__Instructions to follow__
Every record below is to be retyped exactly.

__Data extract__

****

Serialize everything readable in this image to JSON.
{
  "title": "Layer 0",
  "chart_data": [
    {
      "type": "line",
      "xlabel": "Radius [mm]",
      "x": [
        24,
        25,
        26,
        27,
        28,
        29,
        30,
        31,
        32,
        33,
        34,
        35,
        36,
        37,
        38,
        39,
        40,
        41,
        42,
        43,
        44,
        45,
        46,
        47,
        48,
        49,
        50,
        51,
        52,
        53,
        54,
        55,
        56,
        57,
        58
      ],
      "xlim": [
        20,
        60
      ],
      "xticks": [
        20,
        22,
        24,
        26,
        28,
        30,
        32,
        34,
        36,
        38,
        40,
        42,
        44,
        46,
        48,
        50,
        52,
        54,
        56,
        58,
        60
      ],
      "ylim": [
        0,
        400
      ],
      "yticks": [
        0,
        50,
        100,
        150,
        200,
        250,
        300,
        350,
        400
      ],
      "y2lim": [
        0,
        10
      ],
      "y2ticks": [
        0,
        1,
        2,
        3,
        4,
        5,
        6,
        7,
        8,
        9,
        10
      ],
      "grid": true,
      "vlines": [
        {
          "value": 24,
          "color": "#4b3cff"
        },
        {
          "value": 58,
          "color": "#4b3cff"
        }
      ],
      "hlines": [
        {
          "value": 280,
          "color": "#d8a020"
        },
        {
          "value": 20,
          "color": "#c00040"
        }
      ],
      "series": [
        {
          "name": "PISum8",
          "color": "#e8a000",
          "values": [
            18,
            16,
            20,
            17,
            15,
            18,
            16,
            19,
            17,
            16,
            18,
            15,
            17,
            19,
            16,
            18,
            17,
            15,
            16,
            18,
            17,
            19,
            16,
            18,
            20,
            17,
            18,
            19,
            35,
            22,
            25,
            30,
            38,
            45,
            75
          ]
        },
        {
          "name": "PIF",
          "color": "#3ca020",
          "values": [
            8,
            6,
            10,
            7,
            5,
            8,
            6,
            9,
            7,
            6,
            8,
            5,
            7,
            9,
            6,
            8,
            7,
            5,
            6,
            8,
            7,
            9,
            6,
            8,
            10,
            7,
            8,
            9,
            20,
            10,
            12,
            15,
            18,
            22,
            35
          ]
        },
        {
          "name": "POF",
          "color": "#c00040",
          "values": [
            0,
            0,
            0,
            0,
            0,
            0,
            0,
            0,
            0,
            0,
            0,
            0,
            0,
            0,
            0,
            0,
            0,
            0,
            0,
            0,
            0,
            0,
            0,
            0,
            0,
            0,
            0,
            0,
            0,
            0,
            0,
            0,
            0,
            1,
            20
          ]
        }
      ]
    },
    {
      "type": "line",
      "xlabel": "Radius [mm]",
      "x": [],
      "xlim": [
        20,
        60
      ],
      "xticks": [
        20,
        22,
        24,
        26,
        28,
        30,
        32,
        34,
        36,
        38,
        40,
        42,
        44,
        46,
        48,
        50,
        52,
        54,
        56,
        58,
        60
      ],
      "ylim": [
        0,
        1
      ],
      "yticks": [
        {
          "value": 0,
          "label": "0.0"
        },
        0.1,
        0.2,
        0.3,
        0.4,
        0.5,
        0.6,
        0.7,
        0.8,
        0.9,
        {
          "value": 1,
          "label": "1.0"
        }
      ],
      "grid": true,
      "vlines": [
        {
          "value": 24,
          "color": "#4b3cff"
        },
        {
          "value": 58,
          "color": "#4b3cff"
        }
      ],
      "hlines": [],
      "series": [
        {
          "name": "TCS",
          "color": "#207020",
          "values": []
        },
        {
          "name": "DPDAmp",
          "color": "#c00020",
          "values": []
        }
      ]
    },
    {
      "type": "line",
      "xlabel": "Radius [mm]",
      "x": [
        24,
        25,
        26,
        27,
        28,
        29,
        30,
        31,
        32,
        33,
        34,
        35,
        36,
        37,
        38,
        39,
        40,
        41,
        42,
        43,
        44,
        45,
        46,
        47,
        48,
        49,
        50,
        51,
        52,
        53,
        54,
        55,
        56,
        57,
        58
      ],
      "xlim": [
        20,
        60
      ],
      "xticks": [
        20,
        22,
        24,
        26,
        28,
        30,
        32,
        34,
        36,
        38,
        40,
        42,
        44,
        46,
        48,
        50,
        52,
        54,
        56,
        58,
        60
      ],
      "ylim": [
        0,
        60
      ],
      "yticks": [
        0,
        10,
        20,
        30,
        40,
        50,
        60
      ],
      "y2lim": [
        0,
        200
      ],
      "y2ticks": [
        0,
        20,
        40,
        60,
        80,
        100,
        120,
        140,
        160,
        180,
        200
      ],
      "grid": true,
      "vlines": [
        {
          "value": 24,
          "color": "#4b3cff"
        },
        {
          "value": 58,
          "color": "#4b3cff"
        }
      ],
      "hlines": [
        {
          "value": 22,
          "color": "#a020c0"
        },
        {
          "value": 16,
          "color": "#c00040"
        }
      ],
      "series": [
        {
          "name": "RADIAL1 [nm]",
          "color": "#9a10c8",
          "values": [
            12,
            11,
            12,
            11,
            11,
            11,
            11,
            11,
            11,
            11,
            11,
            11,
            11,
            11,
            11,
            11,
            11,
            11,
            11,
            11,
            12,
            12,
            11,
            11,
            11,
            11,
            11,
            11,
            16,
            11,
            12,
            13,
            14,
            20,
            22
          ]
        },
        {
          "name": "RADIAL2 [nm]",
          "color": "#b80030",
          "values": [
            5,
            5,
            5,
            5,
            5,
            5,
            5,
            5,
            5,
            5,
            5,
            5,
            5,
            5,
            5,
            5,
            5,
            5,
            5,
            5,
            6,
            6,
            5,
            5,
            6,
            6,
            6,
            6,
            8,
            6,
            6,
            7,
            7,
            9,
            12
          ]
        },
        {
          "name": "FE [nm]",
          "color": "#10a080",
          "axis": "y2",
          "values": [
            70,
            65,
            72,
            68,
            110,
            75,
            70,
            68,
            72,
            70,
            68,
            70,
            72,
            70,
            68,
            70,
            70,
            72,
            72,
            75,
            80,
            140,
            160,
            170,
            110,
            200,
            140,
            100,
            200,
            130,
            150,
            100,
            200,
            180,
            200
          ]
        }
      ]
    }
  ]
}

****

__Solution to this exercise__
Serialize everything readable in this image to JSON.
{
  "title": "Layer 0",
  "chart_data": [
    {
      "type": "line",
      "xlabel": "Radius [mm]",
      "x": [
        24,
        25,
        26,
        27,
        28,
        29,
        30,
        31,
        32,
        33,
        34,
        35,
        36,
        37,
        38,
        39,
        40,
        41,
        42,
        43,
        44,
        45,
        46,
        47,
        48,
        49,
        50,
        51,
        52,
        53,
        54,
        55,
        56,
        57,
        58
      ],
      "xlim": [
        20,
        60
      ],
      "xticks": [
        20,
        22,
        24,
        26,
        28,
        30,
        32,
        34,
        36,
        38,
        40,
        42,
        44,
        46,
        48,
        50,
        52,
        54,
        56,
        58,
        60
      ],
      "ylim": [
        0,
        400
      ],
      "yticks": [
        0,
        50,
        100,
        150,
        200,
        250,
        300,
        350,
        400
      ],
      "y2lim": [
        0,
        10
      ],
      "y2ticks": [
        0,
        1,
        2,
        3,
        4,
        5,
        6,
        7,
        8,
        9,
        10
      ],
      "grid": true,
      "vlines": [
        {
          "value": 24,
          "color": "#4b3cff"
        },
        {
          "value": 58,
          "color": "#4b3cff"
        }
      ],
      "hlines": [
        {
          "value": 280,
          "color": "#d8a020"
        },
        {
          "value": 20,
          "color": "#c00040"
        }
      ],
      "series": [
        {
          "name": "PISum8",
          "color": "#e8a000",
          "values": [
            18,
            16,
            20,
            17,
            15,
            18,
            16,
            19,
            17,
            16,
            18,
            15,
            17,
            19,
            16,
            18,
            17,
            15,
            16,
            18,
            17,
            19,
            16,
            18,
            20,
            17,
            18,
            19,
            35,
            22,
            25,
            30,
            38,
            45,
            75
          ]
        },
        {
          "name": "PIF",
          "color": "#3ca020",
          "values": [
            8,
            6,
            10,
            7,
            5,
            8,
            6,
            9,
            7,
            6,
            8,
            5,
            7,
            9,
            6,
            8,
            7,
            5,
            6,
            8,
            7,
            9,
            6,
            8,
            10,
            7,
            8,
            9,
            20,
            10,
            12,
            15,
            18,
            22,
            35
          ]
        },
        {
          "name": "POF",
          "color": "#c00040",
          "values": [
            0,
            0,
            0,
            0,
            0,
            0,
            0,
            0,
            0,
            0,
            0,
            0,
            0,
            0,
            0,
            0,
            0,
            0,
            0,
            0,
            0,
            0,
            0,
            0,
            0,
            0,
            0,
            0,
            0,
            0,
            0,
            0,
            0,
            1,
            20
          ]
        }
      ]
    },
    {
      "type": "line",
      "xlabel": "Radius [mm]",
      "x": [],
      "xlim": [
        20,
        60
      ],
      "xticks": [
        20,
        22,
        24,
        26,
        28,
        30,
        32,
        34,
        36,
        38,
        40,
        42,
        44,
        46,
        48,
        50,
        52,
        54,
        56,
        58,
        60
      ],
      "ylim": [
        0,
        1
      ],
      "yticks": [
        {
          "value": 0,
          "label": "0.0"
        },
        0.1,
        0.2,
        0.3,
        0.4,
        0.5,
        0.6,
        0.7,
        0.8,
        0.9,
        {
          "value": 1,
          "label": "1.0"
        }
      ],
      "grid": true,
      "vlines": [
        {
          "value": 24,
          "color": "#4b3cff"
        },
        {
          "value": 58,
          "color": "#4b3cff"
        }
      ],
      "hlines": [],
      "series": [
        {
          "name": "TCS",
          "color": "#207020",
          "values": []
        },
        {
          "name": "DPDAmp",
          "color": "#c00020",
          "values": []
        }
      ]
    },
    {
      "type": "line",
      "xlabel": "Radius [mm]",
      "x": [
        24,
        25,
        26,
        27,
        28,
        29,
        30,
        31,
        32,
        33,
        34,
        35,
        36,
        37,
        38,
        39,
        40,
        41,
        42,
        43,
        44,
        45,
        46,
        47,
        48,
        49,
        50,
        51,
        52,
        53,
        54,
        55,
        56,
        57,
        58
      ],
      "xlim": [
        20,
        60
      ],
      "xticks": [
        20,
        22,
        24,
        26,
        28,
        30,
        32,
        34,
        36,
        38,
        40,
        42,
        44,
        46,
        48,
        50,
        52,
        54,
        56,
        58,
        60
      ],
      "ylim": [
        0,
        60
      ],
      "yticks": [
        0,
        10,
        20,
        30,
        40,
        50,
        60
      ],
      "y2lim": [
        0,
        200
      ],
      "y2ticks": [
        0,
        20,
        40,
        60,
        80,
        100,
        120,
        140,
        160,
        180,
        200
      ],
      "grid": true,
      "vlines": [
        {
          "value": 24,
          "color": "#4b3cff"
        },
        {
          "value": 58,
          "color": "#4b3cff"
        }
      ],
      "hlines": [
        {
          "value": 22,
          "color": "#a020c0"
        },
        {
          "value": 16,
          "color": "#c00040"
        }
      ],
      "series": [
        {
          "name": "RADIAL1 [nm]",
          "color": "#9a10c8",
          "values": [
            12,
            11,
            12,
            11,
            11,
            11,
            11,
            11,
            11,
            11,
            11,
            11,
            11,
            11,
            11,
            11,
            11,
            11,
            11,
            11,
            12,
            12,
            11,
            11,
            11,
            11,
            11,
            11,
            16,
            11,
            12,
            13,
            14,
            20,
            22
          ]
        },
        {
          "name": "RADIAL2 [nm]",
          "color": "#b80030",
          "values": [
            5,
            5,
            5,
            5,
            5,
            5,
            5,
            5,
            5,
            5,
            5,
            5,
            5,
            5,
            5,
            5,
            5,
            5,
            5,
            5,
            6,
            6,
            5,
            5,
            6,
            6,
            6,
            6,
            8,
            6,
            6,
            7,
            7,
            9,
            12
          ]
        },
        {
          "name": "FE [nm]",
          "color": "#10a080",
          "axis": "y2",
          "values": [
            70,
            65,
            72,
            68,
            110,
            75,
            70,
            68,
            72,
            70,
            68,
            70,
            72,
            70,
            68,
            70,
            70,
            72,
            72,
            75,
            80,
            140,
            160,
            170,
            110,
            200,
            140,
            100,
            200,
            130,
            150,
            100,
            200,
            180,
            200
          ]
        }
      ]
    }
  ]
}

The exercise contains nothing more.